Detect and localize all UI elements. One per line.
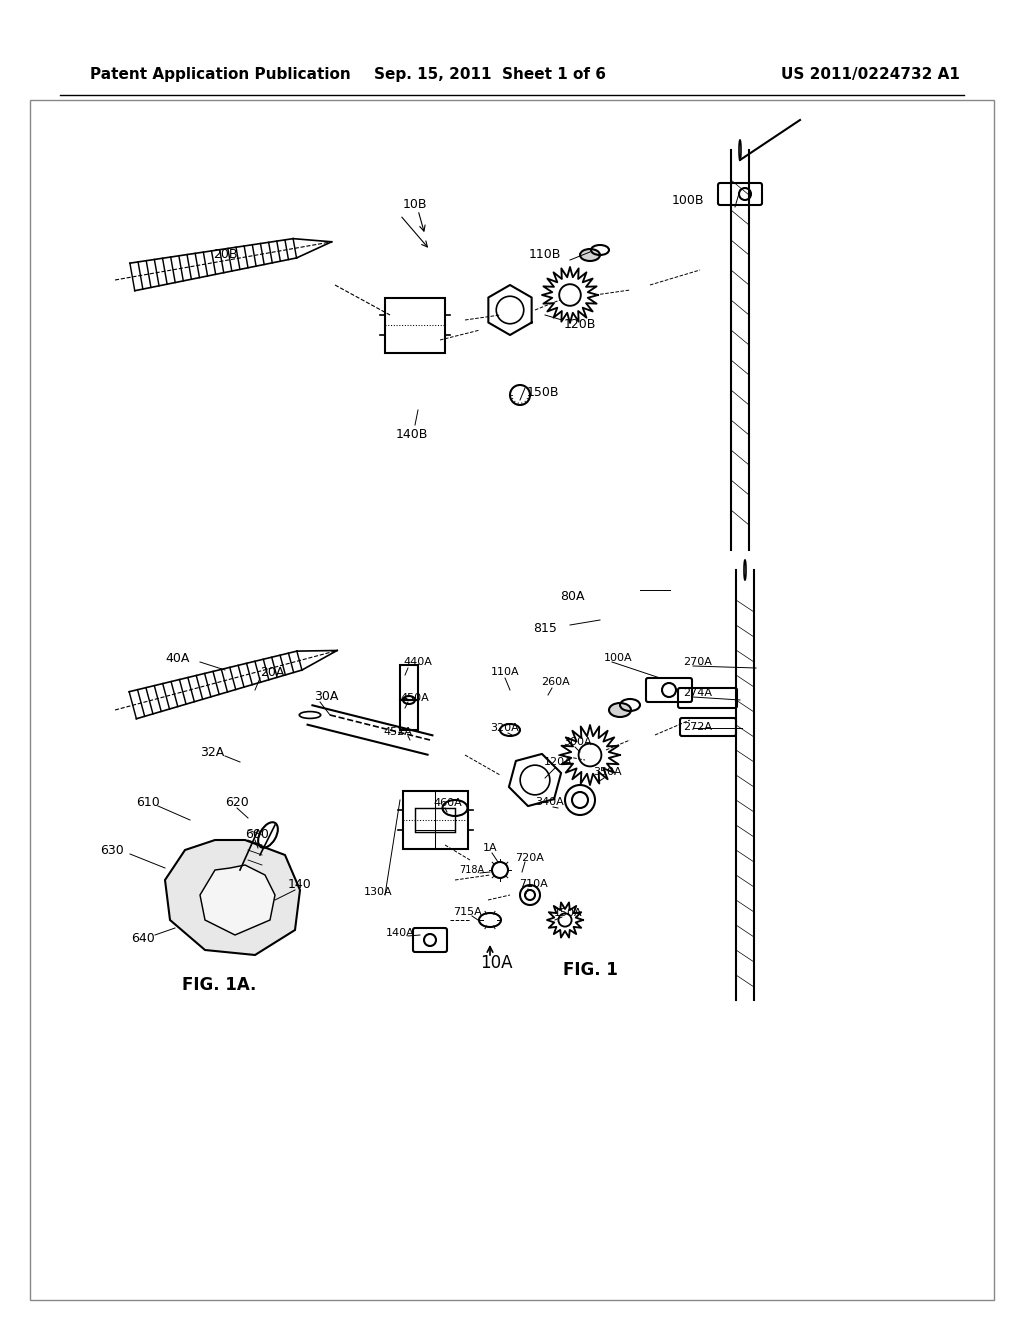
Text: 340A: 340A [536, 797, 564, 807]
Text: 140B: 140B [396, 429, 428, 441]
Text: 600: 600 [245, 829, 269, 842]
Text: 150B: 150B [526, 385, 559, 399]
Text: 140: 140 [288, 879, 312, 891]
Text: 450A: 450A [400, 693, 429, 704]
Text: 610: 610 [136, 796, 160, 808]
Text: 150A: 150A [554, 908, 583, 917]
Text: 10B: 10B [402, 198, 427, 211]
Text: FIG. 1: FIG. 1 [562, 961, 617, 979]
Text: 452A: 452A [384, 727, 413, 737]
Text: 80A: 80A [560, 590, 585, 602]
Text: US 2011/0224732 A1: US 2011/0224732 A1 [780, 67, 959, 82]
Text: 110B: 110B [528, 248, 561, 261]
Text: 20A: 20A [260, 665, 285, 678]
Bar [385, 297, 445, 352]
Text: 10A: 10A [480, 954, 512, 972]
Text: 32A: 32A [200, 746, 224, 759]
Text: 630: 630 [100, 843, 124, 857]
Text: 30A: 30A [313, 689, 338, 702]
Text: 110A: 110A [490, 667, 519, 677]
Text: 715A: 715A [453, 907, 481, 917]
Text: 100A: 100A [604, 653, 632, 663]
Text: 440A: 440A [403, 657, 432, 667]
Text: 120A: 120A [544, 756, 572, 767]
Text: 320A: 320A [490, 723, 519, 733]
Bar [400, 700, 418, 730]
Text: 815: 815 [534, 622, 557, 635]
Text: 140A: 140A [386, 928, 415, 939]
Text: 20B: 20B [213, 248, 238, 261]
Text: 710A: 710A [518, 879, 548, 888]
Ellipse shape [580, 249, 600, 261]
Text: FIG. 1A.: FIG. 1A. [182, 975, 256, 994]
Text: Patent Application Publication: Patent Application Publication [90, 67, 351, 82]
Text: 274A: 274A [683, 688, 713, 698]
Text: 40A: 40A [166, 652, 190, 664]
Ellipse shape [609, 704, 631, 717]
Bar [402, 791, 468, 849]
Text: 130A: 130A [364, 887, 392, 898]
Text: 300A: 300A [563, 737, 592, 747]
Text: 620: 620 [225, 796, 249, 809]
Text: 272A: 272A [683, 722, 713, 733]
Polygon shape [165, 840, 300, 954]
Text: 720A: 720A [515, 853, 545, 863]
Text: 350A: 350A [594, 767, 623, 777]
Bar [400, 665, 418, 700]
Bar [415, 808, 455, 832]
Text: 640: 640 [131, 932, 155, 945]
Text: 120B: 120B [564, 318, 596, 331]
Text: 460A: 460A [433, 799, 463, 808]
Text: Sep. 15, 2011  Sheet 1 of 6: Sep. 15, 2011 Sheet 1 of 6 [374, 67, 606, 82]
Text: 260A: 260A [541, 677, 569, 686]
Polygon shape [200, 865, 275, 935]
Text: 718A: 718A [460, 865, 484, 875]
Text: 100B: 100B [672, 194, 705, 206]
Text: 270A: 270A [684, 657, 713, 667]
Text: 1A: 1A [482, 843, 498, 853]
--
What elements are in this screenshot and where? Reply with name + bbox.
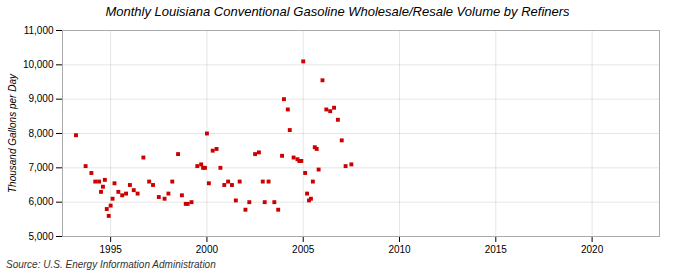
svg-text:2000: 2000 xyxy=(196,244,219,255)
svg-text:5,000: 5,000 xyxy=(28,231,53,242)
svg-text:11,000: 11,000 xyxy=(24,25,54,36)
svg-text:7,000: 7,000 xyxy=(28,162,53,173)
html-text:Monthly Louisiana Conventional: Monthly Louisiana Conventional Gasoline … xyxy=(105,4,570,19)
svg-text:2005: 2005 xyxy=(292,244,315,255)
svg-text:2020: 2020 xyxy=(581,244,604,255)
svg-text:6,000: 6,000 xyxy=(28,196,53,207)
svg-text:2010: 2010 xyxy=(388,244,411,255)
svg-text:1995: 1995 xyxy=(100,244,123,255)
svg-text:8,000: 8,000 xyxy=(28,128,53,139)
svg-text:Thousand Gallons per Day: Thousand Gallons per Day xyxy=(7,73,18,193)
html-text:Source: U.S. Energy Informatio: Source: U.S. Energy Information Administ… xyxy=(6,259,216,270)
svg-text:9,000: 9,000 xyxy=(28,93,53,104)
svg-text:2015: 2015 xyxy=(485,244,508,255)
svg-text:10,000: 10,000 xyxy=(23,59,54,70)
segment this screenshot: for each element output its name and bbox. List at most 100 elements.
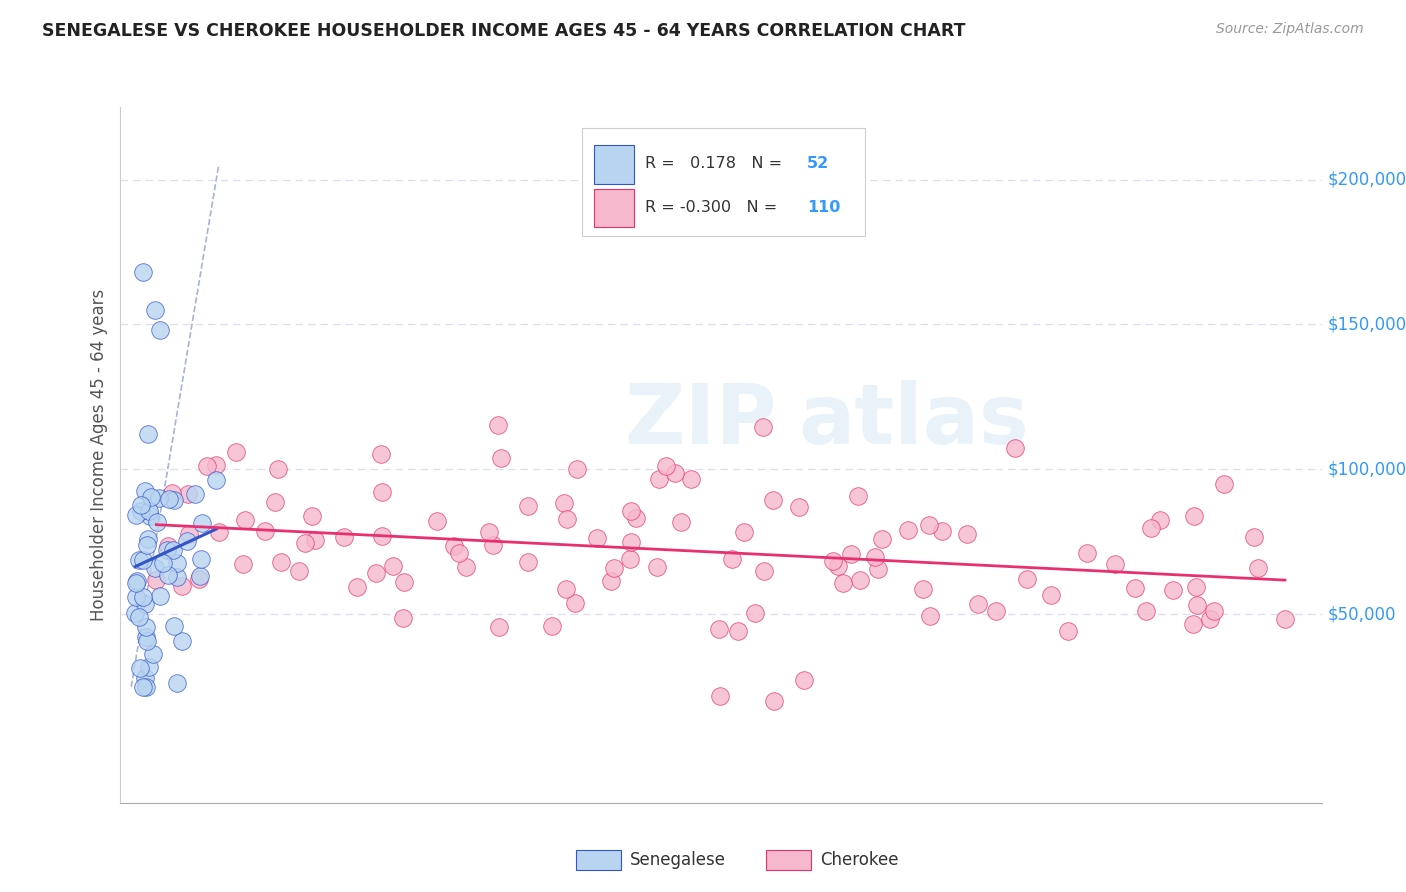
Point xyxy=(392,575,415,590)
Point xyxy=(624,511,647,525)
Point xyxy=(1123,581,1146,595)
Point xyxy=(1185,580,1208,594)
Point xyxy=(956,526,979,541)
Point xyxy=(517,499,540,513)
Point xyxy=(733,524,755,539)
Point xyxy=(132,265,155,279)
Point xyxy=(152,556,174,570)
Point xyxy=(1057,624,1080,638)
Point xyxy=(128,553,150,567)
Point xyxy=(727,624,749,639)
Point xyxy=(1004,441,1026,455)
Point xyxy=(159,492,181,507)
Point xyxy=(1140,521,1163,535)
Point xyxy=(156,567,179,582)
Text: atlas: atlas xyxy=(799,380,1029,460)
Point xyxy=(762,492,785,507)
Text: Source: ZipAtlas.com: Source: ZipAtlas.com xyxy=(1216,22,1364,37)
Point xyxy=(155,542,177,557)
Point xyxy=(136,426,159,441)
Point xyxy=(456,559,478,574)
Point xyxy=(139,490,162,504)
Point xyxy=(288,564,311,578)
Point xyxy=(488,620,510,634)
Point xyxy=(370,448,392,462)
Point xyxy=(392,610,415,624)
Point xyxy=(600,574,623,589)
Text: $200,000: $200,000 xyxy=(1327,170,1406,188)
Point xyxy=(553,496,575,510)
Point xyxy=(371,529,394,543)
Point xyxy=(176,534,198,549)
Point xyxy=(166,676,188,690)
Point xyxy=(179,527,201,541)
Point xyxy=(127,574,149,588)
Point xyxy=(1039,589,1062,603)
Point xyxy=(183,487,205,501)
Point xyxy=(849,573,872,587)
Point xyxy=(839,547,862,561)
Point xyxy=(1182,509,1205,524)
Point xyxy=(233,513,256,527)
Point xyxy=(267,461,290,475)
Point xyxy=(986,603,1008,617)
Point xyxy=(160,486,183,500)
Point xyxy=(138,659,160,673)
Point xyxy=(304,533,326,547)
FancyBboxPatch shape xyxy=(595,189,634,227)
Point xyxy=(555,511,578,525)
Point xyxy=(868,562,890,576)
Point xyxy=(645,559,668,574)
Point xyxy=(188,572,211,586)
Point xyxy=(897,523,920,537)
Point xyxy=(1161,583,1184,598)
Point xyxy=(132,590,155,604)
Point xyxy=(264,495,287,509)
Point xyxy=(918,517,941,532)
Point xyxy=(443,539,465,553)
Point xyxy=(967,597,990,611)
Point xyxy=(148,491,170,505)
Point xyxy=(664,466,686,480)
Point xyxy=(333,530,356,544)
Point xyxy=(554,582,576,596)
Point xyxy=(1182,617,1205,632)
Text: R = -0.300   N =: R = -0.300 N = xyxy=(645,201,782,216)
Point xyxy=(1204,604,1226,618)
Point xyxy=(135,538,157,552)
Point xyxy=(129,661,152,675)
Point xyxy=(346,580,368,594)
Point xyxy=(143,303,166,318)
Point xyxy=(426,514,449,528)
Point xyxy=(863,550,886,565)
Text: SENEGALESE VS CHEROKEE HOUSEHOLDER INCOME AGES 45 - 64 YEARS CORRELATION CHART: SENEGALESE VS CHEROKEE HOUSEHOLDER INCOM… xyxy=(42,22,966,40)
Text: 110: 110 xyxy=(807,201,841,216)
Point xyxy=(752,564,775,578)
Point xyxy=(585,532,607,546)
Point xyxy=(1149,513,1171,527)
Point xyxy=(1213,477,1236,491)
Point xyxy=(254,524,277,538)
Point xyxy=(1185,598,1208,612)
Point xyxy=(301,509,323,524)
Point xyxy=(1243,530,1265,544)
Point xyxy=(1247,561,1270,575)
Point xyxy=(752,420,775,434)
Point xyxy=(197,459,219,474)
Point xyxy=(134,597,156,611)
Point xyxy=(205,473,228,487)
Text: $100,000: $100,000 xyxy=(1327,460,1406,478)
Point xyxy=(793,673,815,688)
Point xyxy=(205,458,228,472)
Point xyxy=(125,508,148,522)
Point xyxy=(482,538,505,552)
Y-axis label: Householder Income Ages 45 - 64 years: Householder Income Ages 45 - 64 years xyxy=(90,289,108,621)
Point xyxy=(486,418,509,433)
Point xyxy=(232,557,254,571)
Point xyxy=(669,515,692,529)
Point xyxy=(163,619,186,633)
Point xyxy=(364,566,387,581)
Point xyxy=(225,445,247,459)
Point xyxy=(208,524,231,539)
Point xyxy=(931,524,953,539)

**PROBLEM DESCRIPTION:** Report, in full, each line above that contains the word "screenshot".

**PROBLEM SOLUTION:**
What elements are in this screenshot and where? Reply with name + bbox.
segment this screenshot: for each element output its name and bbox. List at most 100 elements.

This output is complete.